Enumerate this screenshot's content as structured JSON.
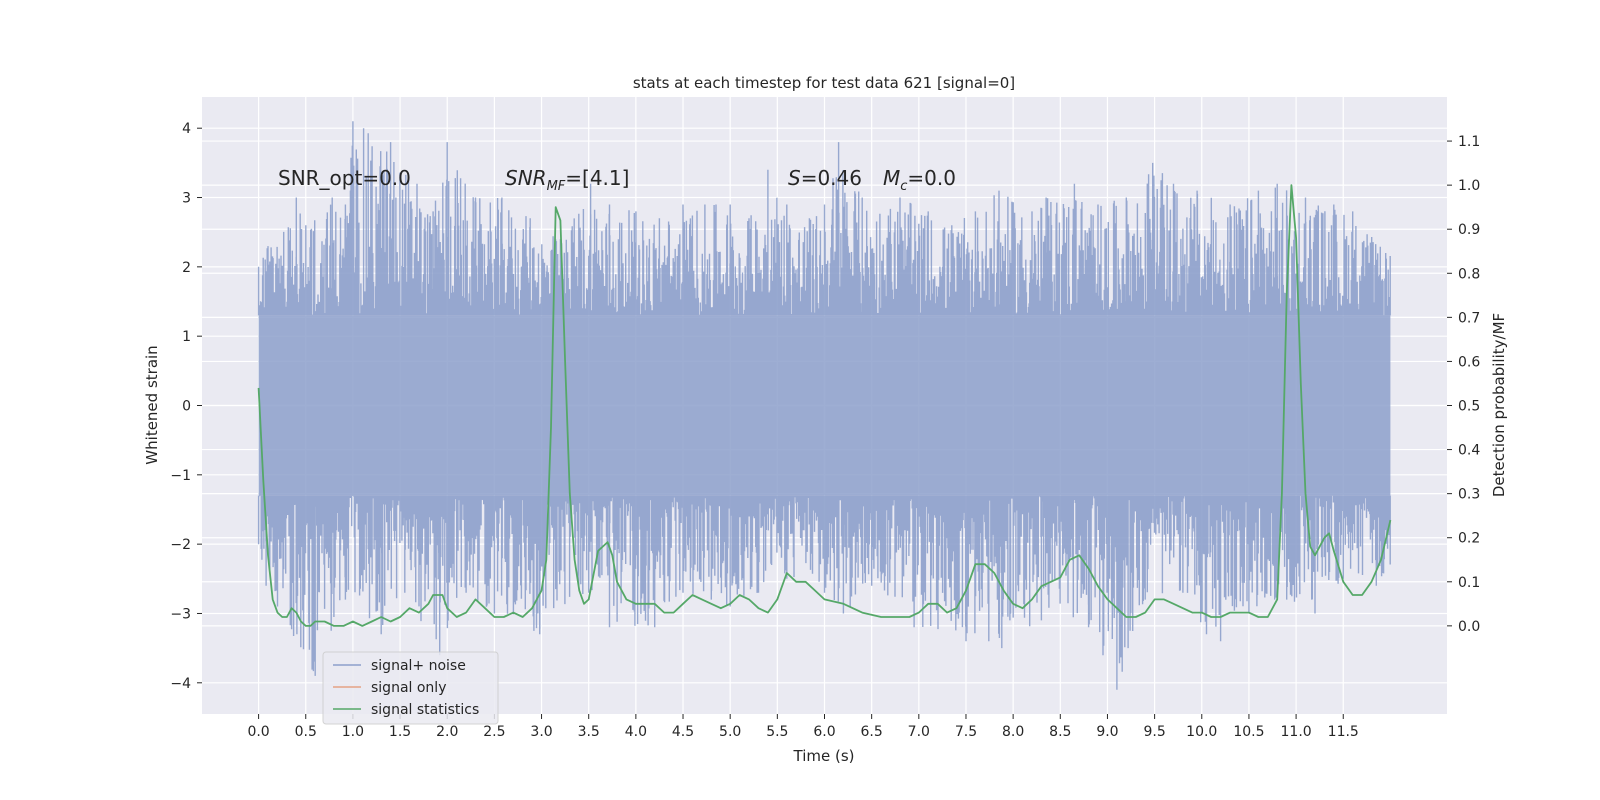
{
  "chart_data": {
    "type": "line",
    "title": "stats at each timestep for test data 621 [signal=0]",
    "xlabel": "Time (s)",
    "ylabel": "Whitened strain",
    "ylabel_right": "Detection probability/MF",
    "xlim": [
      -0.6,
      12.6
    ],
    "ylim": [
      -4.45,
      4.45
    ],
    "ylim_right": [
      -0.2,
      1.2
    ],
    "x_ticks": [
      "0.0",
      "0.5",
      "1.0",
      "1.5",
      "2.0",
      "2.5",
      "3.0",
      "3.5",
      "4.0",
      "4.5",
      "5.0",
      "5.5",
      "6.0",
      "6.5",
      "7.0",
      "7.5",
      "8.0",
      "8.5",
      "9.0",
      "9.5",
      "10.0",
      "10.5",
      "11.0",
      "11.5"
    ],
    "y_ticks": [
      "4",
      "3",
      "2",
      "1",
      "0",
      "−1",
      "−2",
      "−3",
      "−4"
    ],
    "y_ticks_right": [
      "1.1",
      "1.0",
      "0.9",
      "0.8",
      "0.7",
      "0.6",
      "0.5",
      "0.4",
      "0.3",
      "0.2",
      "0.1",
      "0.0"
    ],
    "grid": true,
    "legend_position": "lower-left",
    "annotations": {
      "snr_opt": "SNR_opt=0.0",
      "snr_mf_main": "SNR",
      "snr_mf_sub": "MF",
      "snr_mf_value": "=[4.1]",
      "s_symbol": "S",
      "s_value": "=0.46",
      "mc_symbol": "M",
      "mc_sub": "c",
      "mc_value": "=0.0"
    },
    "series": [
      {
        "name": "signal+ noise",
        "color": "#8da0cb",
        "kind": "noise-band",
        "x_range": [
          0.0,
          12.0
        ],
        "band": [
          -1.3,
          1.3
        ],
        "spike_peaks_upper": [
          [
            0.0,
            2.0
          ],
          [
            0.1,
            2.3
          ],
          [
            0.4,
            3.0
          ],
          [
            0.5,
            2.6
          ],
          [
            0.78,
            3.0
          ],
          [
            0.92,
            2.9
          ],
          [
            1.0,
            4.1
          ],
          [
            1.4,
            3.8
          ],
          [
            1.68,
            3.2
          ],
          [
            1.85,
            2.8
          ],
          [
            2.0,
            3.8
          ],
          [
            2.3,
            3.0
          ],
          [
            2.58,
            3.0
          ],
          [
            2.88,
            2.7
          ],
          [
            3.2,
            2.4
          ],
          [
            3.52,
            3.2
          ],
          [
            3.72,
            2.9
          ],
          [
            4.0,
            2.8
          ],
          [
            4.25,
            2.7
          ],
          [
            4.5,
            2.9
          ],
          [
            4.85,
            2.9
          ],
          [
            5.0,
            2.9
          ],
          [
            5.2,
            2.7
          ],
          [
            5.4,
            3.4
          ],
          [
            5.6,
            2.9
          ],
          [
            5.84,
            2.7
          ],
          [
            6.0,
            2.9
          ],
          [
            6.15,
            3.8
          ],
          [
            6.4,
            3.0
          ],
          [
            6.8,
            3.0
          ],
          [
            7.1,
            2.8
          ],
          [
            7.35,
            2.6
          ],
          [
            7.6,
            2.8
          ],
          [
            7.85,
            3.1
          ],
          [
            8.2,
            2.8
          ],
          [
            8.35,
            3.0
          ],
          [
            8.65,
            3.2
          ],
          [
            8.9,
            2.9
          ],
          [
            9.2,
            3.0
          ],
          [
            9.48,
            3.5
          ],
          [
            9.7,
            3.2
          ],
          [
            9.95,
            3.1
          ],
          [
            10.3,
            2.9
          ],
          [
            10.6,
            3.1
          ],
          [
            10.8,
            3.2
          ],
          [
            11.1,
            3.0
          ],
          [
            11.4,
            2.9
          ],
          [
            11.6,
            2.8
          ],
          [
            11.95,
            2.2
          ]
        ],
        "spike_peaks_lower": [
          [
            0.0,
            -2.0
          ],
          [
            0.08,
            -2.6
          ],
          [
            0.2,
            -2.9
          ],
          [
            0.6,
            -3.9
          ],
          [
            0.92,
            -2.8
          ],
          [
            1.3,
            -3.3
          ],
          [
            1.55,
            -2.7
          ],
          [
            1.92,
            -3.6
          ],
          [
            2.2,
            -2.7
          ],
          [
            2.5,
            -3.0
          ],
          [
            2.98,
            -3.3
          ],
          [
            3.5,
            -2.7
          ],
          [
            3.72,
            -3.2
          ],
          [
            4.2,
            -3.2
          ],
          [
            4.5,
            -2.7
          ],
          [
            4.8,
            -2.8
          ],
          [
            5.0,
            -2.9
          ],
          [
            5.3,
            -2.7
          ],
          [
            5.6,
            -2.5
          ],
          [
            6.0,
            -2.7
          ],
          [
            6.2,
            -3.0
          ],
          [
            6.5,
            -2.6
          ],
          [
            6.95,
            -3.2
          ],
          [
            7.5,
            -3.4
          ],
          [
            7.88,
            -3.5
          ],
          [
            8.3,
            -3.1
          ],
          [
            8.8,
            -3.2
          ],
          [
            9.1,
            -4.1
          ],
          [
            9.4,
            -2.8
          ],
          [
            9.8,
            -2.7
          ],
          [
            10.05,
            -3.3
          ],
          [
            10.2,
            -3.4
          ],
          [
            10.5,
            -3.0
          ],
          [
            10.9,
            -2.8
          ],
          [
            11.2,
            -3.0
          ],
          [
            11.5,
            -2.5
          ],
          [
            11.85,
            -2.6
          ]
        ]
      },
      {
        "name": "signal only",
        "color": "#e5a185",
        "kind": "line",
        "points": []
      },
      {
        "name": "signal statistics",
        "color": "#55a868",
        "kind": "line",
        "axis": "right",
        "points": [
          [
            0.0,
            0.54
          ],
          [
            0.05,
            0.33
          ],
          [
            0.1,
            0.16
          ],
          [
            0.15,
            0.06
          ],
          [
            0.2,
            0.03
          ],
          [
            0.25,
            0.02
          ],
          [
            0.3,
            0.02
          ],
          [
            0.35,
            0.04
          ],
          [
            0.4,
            0.03
          ],
          [
            0.45,
            0.01
          ],
          [
            0.5,
            0.0
          ],
          [
            0.55,
            0.0
          ],
          [
            0.6,
            0.01
          ],
          [
            0.7,
            0.01
          ],
          [
            0.8,
            0.0
          ],
          [
            0.9,
            0.0
          ],
          [
            1.0,
            0.01
          ],
          [
            1.1,
            0.0
          ],
          [
            1.2,
            0.01
          ],
          [
            1.3,
            0.02
          ],
          [
            1.4,
            0.01
          ],
          [
            1.5,
            0.02
          ],
          [
            1.6,
            0.04
          ],
          [
            1.7,
            0.03
          ],
          [
            1.8,
            0.05
          ],
          [
            1.85,
            0.07
          ],
          [
            1.95,
            0.07
          ],
          [
            2.0,
            0.04
          ],
          [
            2.1,
            0.02
          ],
          [
            2.2,
            0.03
          ],
          [
            2.3,
            0.06
          ],
          [
            2.4,
            0.04
          ],
          [
            2.5,
            0.02
          ],
          [
            2.6,
            0.02
          ],
          [
            2.7,
            0.03
          ],
          [
            2.8,
            0.02
          ],
          [
            2.9,
            0.04
          ],
          [
            3.0,
            0.08
          ],
          [
            3.05,
            0.15
          ],
          [
            3.1,
            0.45
          ],
          [
            3.15,
            0.95
          ],
          [
            3.2,
            0.92
          ],
          [
            3.25,
            0.6
          ],
          [
            3.3,
            0.3
          ],
          [
            3.35,
            0.15
          ],
          [
            3.4,
            0.08
          ],
          [
            3.45,
            0.05
          ],
          [
            3.5,
            0.06
          ],
          [
            3.6,
            0.17
          ],
          [
            3.7,
            0.19
          ],
          [
            3.75,
            0.16
          ],
          [
            3.8,
            0.1
          ],
          [
            3.9,
            0.06
          ],
          [
            4.0,
            0.05
          ],
          [
            4.2,
            0.05
          ],
          [
            4.3,
            0.03
          ],
          [
            4.4,
            0.03
          ],
          [
            4.5,
            0.05
          ],
          [
            4.6,
            0.07
          ],
          [
            4.7,
            0.06
          ],
          [
            4.8,
            0.05
          ],
          [
            4.9,
            0.04
          ],
          [
            5.0,
            0.05
          ],
          [
            5.1,
            0.07
          ],
          [
            5.2,
            0.06
          ],
          [
            5.3,
            0.04
          ],
          [
            5.4,
            0.03
          ],
          [
            5.5,
            0.06
          ],
          [
            5.6,
            0.12
          ],
          [
            5.7,
            0.1
          ],
          [
            5.8,
            0.1
          ],
          [
            5.9,
            0.08
          ],
          [
            6.0,
            0.06
          ],
          [
            6.2,
            0.05
          ],
          [
            6.4,
            0.03
          ],
          [
            6.6,
            0.02
          ],
          [
            6.8,
            0.02
          ],
          [
            6.9,
            0.02
          ],
          [
            7.0,
            0.03
          ],
          [
            7.1,
            0.05
          ],
          [
            7.2,
            0.05
          ],
          [
            7.3,
            0.03
          ],
          [
            7.4,
            0.04
          ],
          [
            7.5,
            0.08
          ],
          [
            7.6,
            0.14
          ],
          [
            7.7,
            0.14
          ],
          [
            7.8,
            0.12
          ],
          [
            7.9,
            0.08
          ],
          [
            8.0,
            0.05
          ],
          [
            8.1,
            0.04
          ],
          [
            8.2,
            0.06
          ],
          [
            8.3,
            0.09
          ],
          [
            8.4,
            0.1
          ],
          [
            8.5,
            0.11
          ],
          [
            8.6,
            0.15
          ],
          [
            8.7,
            0.16
          ],
          [
            8.8,
            0.13
          ],
          [
            8.9,
            0.09
          ],
          [
            9.0,
            0.06
          ],
          [
            9.1,
            0.04
          ],
          [
            9.2,
            0.02
          ],
          [
            9.3,
            0.02
          ],
          [
            9.4,
            0.03
          ],
          [
            9.5,
            0.06
          ],
          [
            9.6,
            0.06
          ],
          [
            9.7,
            0.05
          ],
          [
            9.8,
            0.04
          ],
          [
            9.9,
            0.03
          ],
          [
            10.0,
            0.03
          ],
          [
            10.1,
            0.02
          ],
          [
            10.2,
            0.02
          ],
          [
            10.3,
            0.03
          ],
          [
            10.4,
            0.03
          ],
          [
            10.5,
            0.03
          ],
          [
            10.6,
            0.02
          ],
          [
            10.7,
            0.02
          ],
          [
            10.8,
            0.06
          ],
          [
            10.85,
            0.3
          ],
          [
            10.9,
            0.75
          ],
          [
            10.95,
            1.0
          ],
          [
            11.0,
            0.88
          ],
          [
            11.05,
            0.55
          ],
          [
            11.1,
            0.3
          ],
          [
            11.15,
            0.18
          ],
          [
            11.2,
            0.16
          ],
          [
            11.3,
            0.2
          ],
          [
            11.35,
            0.21
          ],
          [
            11.4,
            0.17
          ],
          [
            11.5,
            0.1
          ],
          [
            11.6,
            0.07
          ],
          [
            11.7,
            0.07
          ],
          [
            11.8,
            0.1
          ],
          [
            11.9,
            0.15
          ],
          [
            12.0,
            0.24
          ]
        ]
      }
    ]
  }
}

------

AIM OF THE EXERCISE:
Of all the lines above, how many contain "signal"? Give the number and nothing more.

RIGHT ANSWER:
4